* TASK TO CARRY OUT
Would you transcribe all of the data exactly, down to the last character?
>> Start INPUT ROWS
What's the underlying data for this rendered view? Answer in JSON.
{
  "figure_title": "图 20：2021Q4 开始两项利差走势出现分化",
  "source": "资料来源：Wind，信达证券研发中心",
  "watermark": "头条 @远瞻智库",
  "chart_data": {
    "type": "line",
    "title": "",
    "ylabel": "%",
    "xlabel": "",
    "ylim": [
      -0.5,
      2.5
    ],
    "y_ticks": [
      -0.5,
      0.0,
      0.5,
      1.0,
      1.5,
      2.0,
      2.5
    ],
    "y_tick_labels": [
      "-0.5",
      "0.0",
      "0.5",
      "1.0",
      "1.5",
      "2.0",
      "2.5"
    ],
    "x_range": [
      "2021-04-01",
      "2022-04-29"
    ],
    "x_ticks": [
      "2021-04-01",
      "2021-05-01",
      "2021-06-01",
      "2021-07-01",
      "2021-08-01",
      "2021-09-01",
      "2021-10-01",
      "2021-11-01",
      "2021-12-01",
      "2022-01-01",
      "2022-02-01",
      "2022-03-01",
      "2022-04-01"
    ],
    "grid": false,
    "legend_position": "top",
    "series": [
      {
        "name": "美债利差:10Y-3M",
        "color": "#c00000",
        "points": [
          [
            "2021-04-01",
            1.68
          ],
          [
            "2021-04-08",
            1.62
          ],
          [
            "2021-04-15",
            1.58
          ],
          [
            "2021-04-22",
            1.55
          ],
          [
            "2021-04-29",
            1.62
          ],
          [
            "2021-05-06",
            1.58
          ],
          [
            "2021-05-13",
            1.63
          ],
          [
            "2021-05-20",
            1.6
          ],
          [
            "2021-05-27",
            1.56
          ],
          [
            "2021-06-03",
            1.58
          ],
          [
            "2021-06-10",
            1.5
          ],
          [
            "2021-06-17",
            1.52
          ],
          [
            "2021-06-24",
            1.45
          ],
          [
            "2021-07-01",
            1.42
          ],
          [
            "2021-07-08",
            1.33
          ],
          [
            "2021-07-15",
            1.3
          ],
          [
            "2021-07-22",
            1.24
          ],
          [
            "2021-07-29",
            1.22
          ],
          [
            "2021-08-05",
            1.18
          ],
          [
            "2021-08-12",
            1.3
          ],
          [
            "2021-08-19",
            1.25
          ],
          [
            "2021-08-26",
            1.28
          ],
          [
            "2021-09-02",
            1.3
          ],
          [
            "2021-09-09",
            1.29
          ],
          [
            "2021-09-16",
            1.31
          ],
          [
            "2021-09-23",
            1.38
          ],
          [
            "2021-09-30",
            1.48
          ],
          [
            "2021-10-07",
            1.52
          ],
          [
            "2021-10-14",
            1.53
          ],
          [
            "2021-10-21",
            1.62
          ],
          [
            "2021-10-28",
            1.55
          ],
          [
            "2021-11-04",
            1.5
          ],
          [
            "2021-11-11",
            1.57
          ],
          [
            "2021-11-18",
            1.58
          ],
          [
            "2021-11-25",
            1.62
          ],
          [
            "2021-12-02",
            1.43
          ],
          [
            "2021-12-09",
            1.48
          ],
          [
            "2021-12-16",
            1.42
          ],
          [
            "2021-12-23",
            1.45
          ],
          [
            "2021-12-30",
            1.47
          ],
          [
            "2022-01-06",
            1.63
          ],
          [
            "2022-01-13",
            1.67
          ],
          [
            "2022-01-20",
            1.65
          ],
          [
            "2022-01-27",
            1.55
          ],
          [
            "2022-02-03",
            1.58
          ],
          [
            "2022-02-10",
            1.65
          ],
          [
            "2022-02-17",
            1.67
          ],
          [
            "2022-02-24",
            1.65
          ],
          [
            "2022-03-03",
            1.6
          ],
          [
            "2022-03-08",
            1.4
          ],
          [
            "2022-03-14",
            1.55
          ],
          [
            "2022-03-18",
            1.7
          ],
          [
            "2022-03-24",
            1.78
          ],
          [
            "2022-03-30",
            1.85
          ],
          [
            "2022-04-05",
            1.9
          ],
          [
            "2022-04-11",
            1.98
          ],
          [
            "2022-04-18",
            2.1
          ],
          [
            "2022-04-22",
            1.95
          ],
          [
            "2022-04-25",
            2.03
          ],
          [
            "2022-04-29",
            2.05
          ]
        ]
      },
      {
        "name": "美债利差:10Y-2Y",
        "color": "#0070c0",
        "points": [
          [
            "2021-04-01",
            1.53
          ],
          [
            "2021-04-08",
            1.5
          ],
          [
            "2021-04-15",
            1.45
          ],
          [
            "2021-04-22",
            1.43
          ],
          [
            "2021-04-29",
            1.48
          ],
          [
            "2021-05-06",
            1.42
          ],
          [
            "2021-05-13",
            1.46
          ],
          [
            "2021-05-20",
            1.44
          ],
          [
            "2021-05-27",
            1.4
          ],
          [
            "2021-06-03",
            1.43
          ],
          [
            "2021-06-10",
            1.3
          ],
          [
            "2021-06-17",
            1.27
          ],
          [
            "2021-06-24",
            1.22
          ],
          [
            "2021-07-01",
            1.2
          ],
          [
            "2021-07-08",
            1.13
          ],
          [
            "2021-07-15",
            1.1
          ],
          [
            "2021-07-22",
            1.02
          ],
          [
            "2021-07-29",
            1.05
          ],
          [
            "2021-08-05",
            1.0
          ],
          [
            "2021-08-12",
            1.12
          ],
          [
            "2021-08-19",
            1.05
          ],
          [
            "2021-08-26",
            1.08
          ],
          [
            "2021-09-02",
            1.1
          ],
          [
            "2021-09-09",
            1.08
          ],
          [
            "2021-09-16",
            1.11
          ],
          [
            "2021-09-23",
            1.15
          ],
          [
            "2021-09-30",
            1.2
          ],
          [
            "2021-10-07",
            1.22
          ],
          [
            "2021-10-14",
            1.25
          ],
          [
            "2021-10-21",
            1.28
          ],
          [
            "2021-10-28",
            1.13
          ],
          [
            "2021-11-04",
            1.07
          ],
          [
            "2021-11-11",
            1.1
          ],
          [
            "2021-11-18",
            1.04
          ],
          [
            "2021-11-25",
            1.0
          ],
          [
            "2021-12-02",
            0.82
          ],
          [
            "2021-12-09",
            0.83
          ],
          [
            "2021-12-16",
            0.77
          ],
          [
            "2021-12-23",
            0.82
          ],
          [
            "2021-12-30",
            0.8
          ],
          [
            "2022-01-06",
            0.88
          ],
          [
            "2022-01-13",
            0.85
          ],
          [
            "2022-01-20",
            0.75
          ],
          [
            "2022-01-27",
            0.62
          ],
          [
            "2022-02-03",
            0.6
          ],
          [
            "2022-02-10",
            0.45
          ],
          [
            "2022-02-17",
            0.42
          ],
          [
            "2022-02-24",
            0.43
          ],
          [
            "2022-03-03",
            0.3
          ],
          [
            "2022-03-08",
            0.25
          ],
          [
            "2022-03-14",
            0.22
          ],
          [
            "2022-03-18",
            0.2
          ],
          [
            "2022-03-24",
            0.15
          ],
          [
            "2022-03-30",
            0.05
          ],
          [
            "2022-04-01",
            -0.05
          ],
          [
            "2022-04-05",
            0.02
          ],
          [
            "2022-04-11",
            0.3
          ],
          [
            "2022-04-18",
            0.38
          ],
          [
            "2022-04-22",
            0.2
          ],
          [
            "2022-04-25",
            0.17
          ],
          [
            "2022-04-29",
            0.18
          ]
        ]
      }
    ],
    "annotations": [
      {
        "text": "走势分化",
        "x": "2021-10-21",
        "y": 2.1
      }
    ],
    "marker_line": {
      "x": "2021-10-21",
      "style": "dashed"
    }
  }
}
>> End INPUT ROWS
* SOLUTION
What's the underlying data for this rendered view? Answer in JSON.
{
  "figure_title": "图 20：2021Q4 开始两项利差走势出现分化",
  "source": "资料来源：Wind，信达证券研发中心",
  "watermark": "头条 @远瞻智库",
  "chart_data": {
    "type": "line",
    "title": "",
    "ylabel": "%",
    "xlabel": "",
    "ylim": [
      -0.5,
      2.5
    ],
    "y_ticks": [
      -0.5,
      0.0,
      0.5,
      1.0,
      1.5,
      2.0,
      2.5
    ],
    "y_tick_labels": [
      "-0.5",
      "0.0",
      "0.5",
      "1.0",
      "1.5",
      "2.0",
      "2.5"
    ],
    "x_range": [
      "2021-04-01",
      "2022-04-29"
    ],
    "x_ticks": [
      "2021-04-01",
      "2021-05-01",
      "2021-06-01",
      "2021-07-01",
      "2021-08-01",
      "2021-09-01",
      "2021-10-01",
      "2021-11-01",
      "2021-12-01",
      "2022-01-01",
      "2022-02-01",
      "2022-03-01",
      "2022-04-01"
    ],
    "grid": false,
    "legend_position": "top",
    "series": [
      {
        "name": "美债利差:10Y-3M",
        "color": "#c00000",
        "points": [
          [
            "2021-04-01",
            1.68
          ],
          [
            "2021-04-08",
            1.62
          ],
          [
            "2021-04-15",
            1.58
          ],
          [
            "2021-04-22",
            1.55
          ],
          [
            "2021-04-29",
            1.62
          ],
          [
            "2021-05-06",
            1.58
          ],
          [
            "2021-05-13",
            1.63
          ],
          [
            "2021-05-20",
            1.6
          ],
          [
            "2021-05-27",
            1.56
          ],
          [
            "2021-06-03",
            1.58
          ],
          [
            "2021-06-10",
            1.5
          ],
          [
            "2021-06-17",
            1.52
          ],
          [
            "2021-06-24",
            1.45
          ],
          [
            "2021-07-01",
            1.42
          ],
          [
            "2021-07-08",
            1.33
          ],
          [
            "2021-07-15",
            1.3
          ],
          [
            "2021-07-22",
            1.24
          ],
          [
            "2021-07-29",
            1.22
          ],
          [
            "2021-08-05",
            1.18
          ],
          [
            "2021-08-12",
            1.3
          ],
          [
            "2021-08-19",
            1.25
          ],
          [
            "2021-08-26",
            1.28
          ],
          [
            "2021-09-02",
            1.3
          ],
          [
            "2021-09-09",
            1.29
          ],
          [
            "2021-09-16",
            1.31
          ],
          [
            "2021-09-23",
            1.38
          ],
          [
            "2021-09-30",
            1.48
          ],
          [
            "2021-10-07",
            1.52
          ],
          [
            "2021-10-14",
            1.53
          ],
          [
            "2021-10-21",
            1.62
          ],
          [
            "2021-10-28",
            1.55
          ],
          [
            "2021-11-04",
            1.5
          ],
          [
            "2021-11-11",
            1.57
          ],
          [
            "2021-11-18",
            1.58
          ],
          [
            "2021-11-25",
            1.62
          ],
          [
            "2021-12-02",
            1.43
          ],
          [
            "2021-12-09",
            1.48
          ],
          [
            "2021-12-16",
            1.42
          ],
          [
            "2021-12-23",
            1.45
          ],
          [
            "2021-12-30",
            1.47
          ],
          [
            "2022-01-06",
            1.63
          ],
          [
            "2022-01-13",
            1.67
          ],
          [
            "2022-01-20",
            1.65
          ],
          [
            "2022-01-27",
            1.55
          ],
          [
            "2022-02-03",
            1.58
          ],
          [
            "2022-02-10",
            1.65
          ],
          [
            "2022-02-17",
            1.67
          ],
          [
            "2022-02-24",
            1.65
          ],
          [
            "2022-03-03",
            1.6
          ],
          [
            "2022-03-08",
            1.4
          ],
          [
            "2022-03-14",
            1.55
          ],
          [
            "2022-03-18",
            1.7
          ],
          [
            "2022-03-24",
            1.78
          ],
          [
            "2022-03-30",
            1.85
          ],
          [
            "2022-04-05",
            1.9
          ],
          [
            "2022-04-11",
            1.98
          ],
          [
            "2022-04-18",
            2.1
          ],
          [
            "2022-04-22",
            1.95
          ],
          [
            "2022-04-25",
            2.03
          ],
          [
            "2022-04-29",
            2.05
          ]
        ]
      },
      {
        "name": "美债利差:10Y-2Y",
        "color": "#0070c0",
        "points": [
          [
            "2021-04-01",
            1.53
          ],
          [
            "2021-04-08",
            1.5
          ],
          [
            "2021-04-15",
            1.45
          ],
          [
            "2021-04-22",
            1.43
          ],
          [
            "2021-04-29",
            1.48
          ],
          [
            "2021-05-06",
            1.42
          ],
          [
            "2021-05-13",
            1.46
          ],
          [
            "2021-05-20",
            1.44
          ],
          [
            "2021-05-27",
            1.4
          ],
          [
            "2021-06-03",
            1.43
          ],
          [
            "2021-06-10",
            1.3
          ],
          [
            "2021-06-17",
            1.27
          ],
          [
            "2021-06-24",
            1.22
          ],
          [
            "2021-07-01",
            1.2
          ],
          [
            "2021-07-08",
            1.13
          ],
          [
            "2021-07-15",
            1.1
          ],
          [
            "2021-07-22",
            1.02
          ],
          [
            "2021-07-29",
            1.05
          ],
          [
            "2021-08-05",
            1.0
          ],
          [
            "2021-08-12",
            1.12
          ],
          [
            "2021-08-19",
            1.05
          ],
          [
            "2021-08-26",
            1.08
          ],
          [
            "2021-09-02",
            1.1
          ],
          [
            "2021-09-09",
            1.08
          ],
          [
            "2021-09-16",
            1.11
          ],
          [
            "2021-09-23",
            1.15
          ],
          [
            "2021-09-30",
            1.2
          ],
          [
            "2021-10-07",
            1.22
          ],
          [
            "2021-10-14",
            1.25
          ],
          [
            "2021-10-21",
            1.28
          ],
          [
            "2021-10-28",
            1.13
          ],
          [
            "2021-11-04",
            1.07
          ],
          [
            "2021-11-11",
            1.1
          ],
          [
            "2021-11-18",
            1.04
          ],
          [
            "2021-11-25",
            1.0
          ],
          [
            "2021-12-02",
            0.82
          ],
          [
            "2021-12-09",
            0.83
          ],
          [
            "2021-12-16",
            0.77
          ],
          [
            "2021-12-23",
            0.82
          ],
          [
            "2021-12-30",
            0.8
          ],
          [
            "2022-01-06",
            0.88
          ],
          [
            "2022-01-13",
            0.85
          ],
          [
            "2022-01-20",
            0.75
          ],
          [
            "2022-01-27",
            0.62
          ],
          [
            "2022-02-03",
            0.6
          ],
          [
            "2022-02-10",
            0.45
          ],
          [
            "2022-02-17",
            0.42
          ],
          [
            "2022-02-24",
            0.43
          ],
          [
            "2022-03-03",
            0.3
          ],
          [
            "2022-03-08",
            0.25
          ],
          [
            "2022-03-14",
            0.22
          ],
          [
            "2022-03-18",
            0.2
          ],
          [
            "2022-03-24",
            0.15
          ],
          [
            "2022-03-30",
            0.05
          ],
          [
            "2022-04-01",
            -0.05
          ],
          [
            "2022-04-05",
            0.02
          ],
          [
            "2022-04-11",
            0.3
          ],
          [
            "2022-04-18",
            0.38
          ],
          [
            "2022-04-22",
            0.2
          ],
          [
            "2022-04-25",
            0.17
          ],
          [
            "2022-04-29",
            0.18
          ]
        ]
      }
    ],
    "annotations": [
      {
        "text": "走势分化",
        "x": "2021-10-21",
        "y": 2.1
      }
    ],
    "marker_line": {
      "x": "2021-10-21",
      "style": "dashed"
    }
  }
}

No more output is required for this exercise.